■ What you need to do ■
Below are records. Count every line containing the word "date" and give the number alone.

■ Dataset entries ■

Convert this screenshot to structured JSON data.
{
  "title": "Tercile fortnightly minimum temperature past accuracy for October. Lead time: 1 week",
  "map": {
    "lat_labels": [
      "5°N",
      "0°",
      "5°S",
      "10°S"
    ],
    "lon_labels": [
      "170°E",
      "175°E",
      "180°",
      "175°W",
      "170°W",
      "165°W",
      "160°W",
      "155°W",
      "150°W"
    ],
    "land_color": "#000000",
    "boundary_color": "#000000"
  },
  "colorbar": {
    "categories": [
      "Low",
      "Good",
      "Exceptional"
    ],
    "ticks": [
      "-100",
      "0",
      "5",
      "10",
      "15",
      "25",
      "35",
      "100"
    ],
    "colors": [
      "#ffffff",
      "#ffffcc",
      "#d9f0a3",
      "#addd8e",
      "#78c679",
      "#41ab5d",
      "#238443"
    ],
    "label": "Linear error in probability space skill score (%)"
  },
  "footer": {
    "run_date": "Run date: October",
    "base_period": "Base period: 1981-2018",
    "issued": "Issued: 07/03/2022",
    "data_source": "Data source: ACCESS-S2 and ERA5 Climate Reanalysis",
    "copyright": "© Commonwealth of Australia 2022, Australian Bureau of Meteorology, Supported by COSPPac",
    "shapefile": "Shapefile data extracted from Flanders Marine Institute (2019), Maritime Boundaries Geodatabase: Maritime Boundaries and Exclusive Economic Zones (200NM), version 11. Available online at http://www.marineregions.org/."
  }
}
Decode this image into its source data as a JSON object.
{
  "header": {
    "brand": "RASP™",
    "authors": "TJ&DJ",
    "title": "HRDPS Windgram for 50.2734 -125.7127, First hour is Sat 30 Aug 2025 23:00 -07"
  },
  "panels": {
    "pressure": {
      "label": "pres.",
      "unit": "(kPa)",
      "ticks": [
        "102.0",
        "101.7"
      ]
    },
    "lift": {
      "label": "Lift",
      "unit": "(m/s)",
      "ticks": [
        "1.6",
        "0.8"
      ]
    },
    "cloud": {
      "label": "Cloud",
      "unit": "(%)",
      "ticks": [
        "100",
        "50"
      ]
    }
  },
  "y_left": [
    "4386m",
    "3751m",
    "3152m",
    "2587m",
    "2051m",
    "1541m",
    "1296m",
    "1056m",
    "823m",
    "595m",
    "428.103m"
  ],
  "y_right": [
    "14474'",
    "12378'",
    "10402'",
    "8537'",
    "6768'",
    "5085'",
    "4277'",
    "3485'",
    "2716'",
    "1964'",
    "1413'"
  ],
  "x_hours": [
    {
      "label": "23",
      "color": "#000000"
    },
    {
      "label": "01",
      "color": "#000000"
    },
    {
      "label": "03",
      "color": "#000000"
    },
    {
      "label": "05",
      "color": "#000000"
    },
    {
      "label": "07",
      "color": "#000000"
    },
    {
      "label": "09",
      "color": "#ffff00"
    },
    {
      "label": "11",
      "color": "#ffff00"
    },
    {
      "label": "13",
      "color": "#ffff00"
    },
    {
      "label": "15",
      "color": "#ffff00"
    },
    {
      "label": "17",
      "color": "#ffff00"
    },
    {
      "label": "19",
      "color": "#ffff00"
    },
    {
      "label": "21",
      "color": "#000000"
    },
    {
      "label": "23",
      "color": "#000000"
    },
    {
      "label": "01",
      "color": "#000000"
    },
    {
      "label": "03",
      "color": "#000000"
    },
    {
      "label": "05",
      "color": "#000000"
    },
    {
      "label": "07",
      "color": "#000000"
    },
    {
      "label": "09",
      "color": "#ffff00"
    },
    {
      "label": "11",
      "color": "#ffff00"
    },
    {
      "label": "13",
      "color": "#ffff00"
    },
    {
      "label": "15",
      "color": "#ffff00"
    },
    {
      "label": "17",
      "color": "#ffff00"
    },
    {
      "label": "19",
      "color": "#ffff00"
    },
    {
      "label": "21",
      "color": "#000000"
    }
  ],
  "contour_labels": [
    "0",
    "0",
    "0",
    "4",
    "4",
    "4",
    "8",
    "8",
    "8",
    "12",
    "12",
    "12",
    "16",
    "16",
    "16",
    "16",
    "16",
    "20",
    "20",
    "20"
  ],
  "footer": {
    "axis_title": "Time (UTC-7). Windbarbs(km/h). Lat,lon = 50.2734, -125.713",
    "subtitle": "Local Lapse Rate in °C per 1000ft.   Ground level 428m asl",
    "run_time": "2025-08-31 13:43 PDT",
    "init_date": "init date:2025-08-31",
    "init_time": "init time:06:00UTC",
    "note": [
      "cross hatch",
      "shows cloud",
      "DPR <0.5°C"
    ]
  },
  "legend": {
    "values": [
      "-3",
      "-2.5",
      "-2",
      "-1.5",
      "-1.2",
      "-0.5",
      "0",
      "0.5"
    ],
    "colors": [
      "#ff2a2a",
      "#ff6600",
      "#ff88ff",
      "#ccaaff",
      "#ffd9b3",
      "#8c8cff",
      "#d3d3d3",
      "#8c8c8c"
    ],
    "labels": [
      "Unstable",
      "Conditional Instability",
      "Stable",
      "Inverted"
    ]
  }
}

■ The answer ■
2